### LISTED RECORDS
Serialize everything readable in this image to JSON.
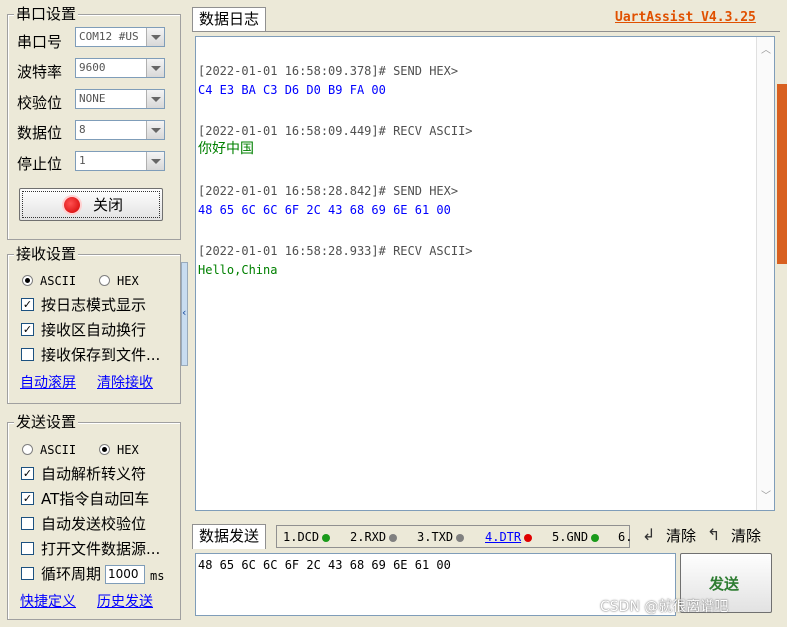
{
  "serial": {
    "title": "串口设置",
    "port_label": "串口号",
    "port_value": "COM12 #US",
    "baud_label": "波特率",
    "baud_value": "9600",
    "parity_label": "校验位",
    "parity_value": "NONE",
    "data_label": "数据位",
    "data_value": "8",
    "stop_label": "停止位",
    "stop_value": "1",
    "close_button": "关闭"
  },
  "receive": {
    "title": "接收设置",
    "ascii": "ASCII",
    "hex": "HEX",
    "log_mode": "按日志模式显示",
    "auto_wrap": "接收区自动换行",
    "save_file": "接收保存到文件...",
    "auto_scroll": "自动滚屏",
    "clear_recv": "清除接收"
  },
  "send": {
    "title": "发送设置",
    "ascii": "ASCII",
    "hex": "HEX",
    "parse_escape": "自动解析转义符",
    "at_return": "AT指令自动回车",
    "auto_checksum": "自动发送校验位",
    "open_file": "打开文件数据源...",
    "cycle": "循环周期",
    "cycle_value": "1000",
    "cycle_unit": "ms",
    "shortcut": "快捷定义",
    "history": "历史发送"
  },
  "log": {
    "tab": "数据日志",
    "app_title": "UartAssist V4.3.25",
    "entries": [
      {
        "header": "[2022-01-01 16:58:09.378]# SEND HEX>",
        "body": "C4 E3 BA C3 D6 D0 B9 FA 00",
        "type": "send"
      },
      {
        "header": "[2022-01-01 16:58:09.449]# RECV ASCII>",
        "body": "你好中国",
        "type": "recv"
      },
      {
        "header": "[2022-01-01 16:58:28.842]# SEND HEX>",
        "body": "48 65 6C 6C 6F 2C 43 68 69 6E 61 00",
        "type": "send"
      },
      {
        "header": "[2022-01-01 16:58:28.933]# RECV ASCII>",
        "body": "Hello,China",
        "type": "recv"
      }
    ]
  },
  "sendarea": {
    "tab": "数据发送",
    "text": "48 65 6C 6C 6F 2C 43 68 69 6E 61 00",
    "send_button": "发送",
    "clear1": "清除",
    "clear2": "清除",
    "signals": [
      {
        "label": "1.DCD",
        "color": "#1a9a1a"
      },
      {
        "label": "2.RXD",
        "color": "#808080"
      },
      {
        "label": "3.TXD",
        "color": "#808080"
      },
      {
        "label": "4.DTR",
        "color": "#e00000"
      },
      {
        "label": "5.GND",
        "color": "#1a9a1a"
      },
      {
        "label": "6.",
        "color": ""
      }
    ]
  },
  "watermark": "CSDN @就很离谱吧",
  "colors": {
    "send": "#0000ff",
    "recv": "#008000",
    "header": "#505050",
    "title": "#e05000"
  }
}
######
### LISTED RECORDS
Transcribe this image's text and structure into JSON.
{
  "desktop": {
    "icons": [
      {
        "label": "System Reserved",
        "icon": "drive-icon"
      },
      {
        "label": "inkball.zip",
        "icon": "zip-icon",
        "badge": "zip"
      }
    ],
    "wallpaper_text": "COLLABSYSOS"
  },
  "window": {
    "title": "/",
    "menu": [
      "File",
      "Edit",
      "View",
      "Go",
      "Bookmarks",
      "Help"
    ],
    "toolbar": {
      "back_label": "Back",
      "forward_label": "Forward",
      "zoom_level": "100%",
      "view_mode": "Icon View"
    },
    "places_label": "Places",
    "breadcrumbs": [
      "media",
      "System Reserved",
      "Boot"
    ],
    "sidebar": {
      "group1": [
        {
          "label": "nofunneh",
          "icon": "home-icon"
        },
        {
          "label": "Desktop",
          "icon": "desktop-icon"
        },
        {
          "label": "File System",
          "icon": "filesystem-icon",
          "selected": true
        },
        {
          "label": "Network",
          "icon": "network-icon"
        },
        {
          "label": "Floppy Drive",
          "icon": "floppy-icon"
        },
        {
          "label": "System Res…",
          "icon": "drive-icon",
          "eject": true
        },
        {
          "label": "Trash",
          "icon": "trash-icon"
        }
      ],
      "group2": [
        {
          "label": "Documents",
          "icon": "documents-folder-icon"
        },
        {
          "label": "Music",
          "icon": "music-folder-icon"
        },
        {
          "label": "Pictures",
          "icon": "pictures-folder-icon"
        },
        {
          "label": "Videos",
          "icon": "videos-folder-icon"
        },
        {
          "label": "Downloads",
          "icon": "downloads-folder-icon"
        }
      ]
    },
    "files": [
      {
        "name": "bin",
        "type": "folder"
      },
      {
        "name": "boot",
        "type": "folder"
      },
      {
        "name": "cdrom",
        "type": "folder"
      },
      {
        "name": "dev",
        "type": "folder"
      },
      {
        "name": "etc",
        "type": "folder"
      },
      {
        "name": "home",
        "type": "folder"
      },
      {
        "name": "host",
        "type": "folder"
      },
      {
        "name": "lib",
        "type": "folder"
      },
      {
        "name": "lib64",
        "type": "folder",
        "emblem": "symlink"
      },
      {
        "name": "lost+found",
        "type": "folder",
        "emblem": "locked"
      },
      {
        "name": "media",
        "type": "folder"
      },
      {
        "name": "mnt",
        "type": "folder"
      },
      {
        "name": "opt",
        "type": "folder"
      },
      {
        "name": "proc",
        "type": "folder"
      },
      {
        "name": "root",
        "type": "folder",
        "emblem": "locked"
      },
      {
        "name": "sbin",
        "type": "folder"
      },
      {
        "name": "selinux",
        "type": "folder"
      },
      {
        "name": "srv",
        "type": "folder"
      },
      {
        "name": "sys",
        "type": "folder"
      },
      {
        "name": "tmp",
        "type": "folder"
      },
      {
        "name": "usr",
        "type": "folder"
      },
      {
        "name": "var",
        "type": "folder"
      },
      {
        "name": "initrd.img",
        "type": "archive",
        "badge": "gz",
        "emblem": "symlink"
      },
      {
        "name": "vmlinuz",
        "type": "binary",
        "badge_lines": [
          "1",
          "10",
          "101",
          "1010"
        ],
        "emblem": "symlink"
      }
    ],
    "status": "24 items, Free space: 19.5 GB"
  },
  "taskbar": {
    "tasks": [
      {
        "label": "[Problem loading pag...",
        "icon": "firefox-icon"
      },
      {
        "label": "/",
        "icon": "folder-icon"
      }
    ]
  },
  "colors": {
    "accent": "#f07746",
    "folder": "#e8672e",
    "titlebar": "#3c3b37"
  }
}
######
### LISTED RECORDS
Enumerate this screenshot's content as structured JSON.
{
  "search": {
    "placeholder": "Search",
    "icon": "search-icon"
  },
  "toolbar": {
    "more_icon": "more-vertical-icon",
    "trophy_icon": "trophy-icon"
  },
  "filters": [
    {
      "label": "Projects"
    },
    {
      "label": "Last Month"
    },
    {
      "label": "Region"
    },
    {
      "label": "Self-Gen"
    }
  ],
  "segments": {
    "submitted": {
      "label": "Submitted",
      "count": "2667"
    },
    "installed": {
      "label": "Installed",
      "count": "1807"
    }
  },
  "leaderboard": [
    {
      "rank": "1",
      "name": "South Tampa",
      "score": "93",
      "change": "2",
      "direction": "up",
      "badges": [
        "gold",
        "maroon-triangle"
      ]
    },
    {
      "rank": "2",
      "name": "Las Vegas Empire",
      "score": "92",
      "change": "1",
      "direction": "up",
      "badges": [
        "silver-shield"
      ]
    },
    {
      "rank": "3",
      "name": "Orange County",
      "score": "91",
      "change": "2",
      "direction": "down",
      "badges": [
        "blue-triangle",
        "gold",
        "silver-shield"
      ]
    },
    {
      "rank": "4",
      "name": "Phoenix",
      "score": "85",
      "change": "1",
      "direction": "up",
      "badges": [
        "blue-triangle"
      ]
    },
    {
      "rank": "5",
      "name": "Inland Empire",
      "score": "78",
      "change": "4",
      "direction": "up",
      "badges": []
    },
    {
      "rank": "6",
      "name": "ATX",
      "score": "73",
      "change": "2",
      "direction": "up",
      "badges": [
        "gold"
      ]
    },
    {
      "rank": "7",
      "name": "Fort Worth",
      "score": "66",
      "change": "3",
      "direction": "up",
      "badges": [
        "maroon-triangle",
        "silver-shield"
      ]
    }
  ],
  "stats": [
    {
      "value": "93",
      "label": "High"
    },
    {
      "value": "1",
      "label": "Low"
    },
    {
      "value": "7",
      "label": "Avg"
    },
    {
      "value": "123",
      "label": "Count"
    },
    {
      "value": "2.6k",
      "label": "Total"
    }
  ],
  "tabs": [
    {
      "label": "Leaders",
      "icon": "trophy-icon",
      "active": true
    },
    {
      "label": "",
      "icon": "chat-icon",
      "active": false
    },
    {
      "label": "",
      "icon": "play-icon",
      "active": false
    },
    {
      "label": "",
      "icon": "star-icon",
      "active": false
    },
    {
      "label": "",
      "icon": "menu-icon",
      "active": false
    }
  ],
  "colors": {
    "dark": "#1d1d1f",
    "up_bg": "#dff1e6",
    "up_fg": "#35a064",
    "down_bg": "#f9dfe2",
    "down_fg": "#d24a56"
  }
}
######
Locate the word "rank" in the data above. Copy every line carrying it.

SOLUTION TO THE EXERCISE:
      "rank": "1",
      "rank": "2",
      "rank": "3",
      "rank": "4",
      "rank": "5",
      "rank": "6",
      "rank": "7",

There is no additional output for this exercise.